───── RECORDS SUPPLIED ─────

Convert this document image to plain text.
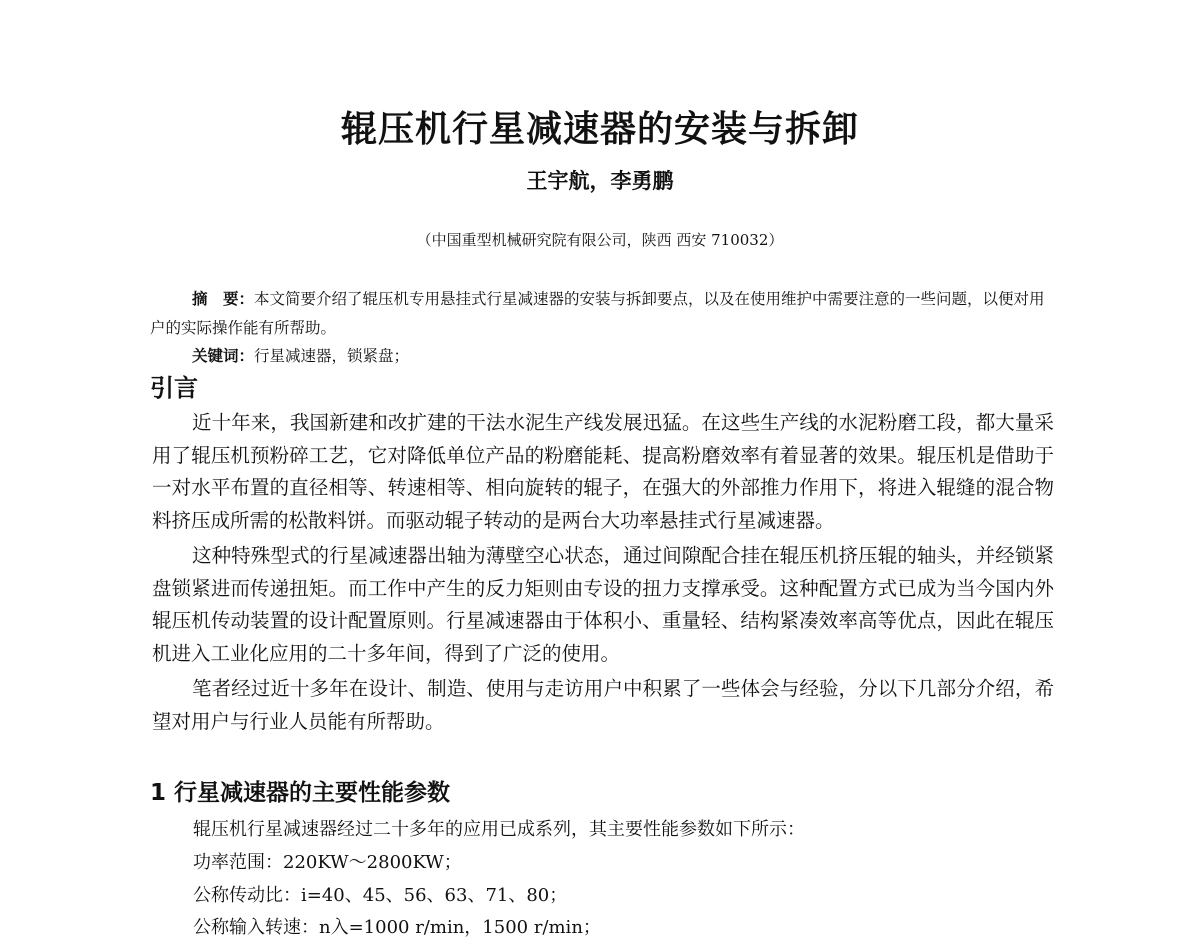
辊压机行星减速器的安装与拆卸
王宇航，李勇鹏
（中国重型机械研究院有限公司，陕西 西安 710032）

摘　要：本文简要介绍了辊压机专用悬挂式行星减速器的安装与拆卸要点，以及在使用维护中需要注意的一些问题，以便对用户的实际操作能有所帮助。

关键词：行星减速器，锁紧盘；

引言

近十年来，我国新建和改扩建的干法水泥生产线发展迅猛。在这些生产线的水泥粉磨工段，都大量采用了辊压机预粉碎工艺，它对降低单位产品的粉磨能耗、提高粉磨效率有着显著的效果。辊压机是借助于一对水平布置的直径相等、转速相等、相向旋转的辊子，在强大的外部推力作用下，将进入辊缝的混合物料挤压成所需的松散料饼。而驱动辊子转动的是两台大功率悬挂式行星减速器。

这种特殊型式的行星减速器出轴为薄壁空心状态，通过间隙配合挂在辊压机挤压辊的轴头，并经锁紧盘锁紧进而传递扭矩。而工作中产生的反力矩则由专设的扭力支撑承受。这种配置方式已成为当今国内外辊压机传动装置的设计配置原则。行星减速器由于体积小、重量轻、结构紧凑效率高等优点，因此在辊压机进入工业化应用的二十多年间，得到了广泛的使用。

笔者经过近十多年在设计、制造、使用与走访用户中积累了一些体会与经验，分以下几部分介绍，希望对用户与行业人员能有所帮助。

1 行星减速器的主要性能参数

辊压机行星减速器经过二十多年的应用已成系列，其主要性能参数如下所示：

功率范围：220KW～2800KW；

公称传动比：i=40、45、56、63、71、80；

公称输入转速：n入=1000 r/min，1500 r/min；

─────

**WRITTEN PROBLEM**:
Every record above should come back exactly, but without its pictures.

**TASK ANSWER**:
Convert this document image to plain text.
辊压机行星减速器的安装与拆卸
王宇航，李勇鹏
（中国重型机械研究院有限公司，陕西 西安 710032）

摘　要：本文简要介绍了辊压机专用悬挂式行星减速器的安装与拆卸要点，以及在使用维护中需要注意的一些问题，以便对用户的实际操作能有所帮助。

关键词：行星减速器，锁紧盘；

引言

近十年来，我国新建和改扩建的干法水泥生产线发展迅猛。在这些生产线的水泥粉磨工段，都大量采用了辊压机预粉碎工艺，它对降低单位产品的粉磨能耗、提高粉磨效率有着显著的效果。辊压机是借助于一对水平布置的直径相等、转速相等、相向旋转的辊子，在强大的外部推力作用下，将进入辊缝的混合物料挤压成所需的松散料饼。而驱动辊子转动的是两台大功率悬挂式行星减速器。

这种特殊型式的行星减速器出轴为薄壁空心状态，通过间隙配合挂在辊压机挤压辊的轴头，并经锁紧盘锁紧进而传递扭矩。而工作中产生的反力矩则由专设的扭力支撑承受。这种配置方式已成为当今国内外辊压机传动装置的设计配置原则。行星减速器由于体积小、重量轻、结构紧凑效率高等优点，因此在辊压机进入工业化应用的二十多年间，得到了广泛的使用。

笔者经过近十多年在设计、制造、使用与走访用户中积累了一些体会与经验，分以下几部分介绍，希望对用户与行业人员能有所帮助。

1 行星减速器的主要性能参数

辊压机行星减速器经过二十多年的应用已成系列，其主要性能参数如下所示：

功率范围：220KW～2800KW；

公称传动比：i=40、45、56、63、71、80；

公称输入转速：n入=1000 r/min，1500 r/min；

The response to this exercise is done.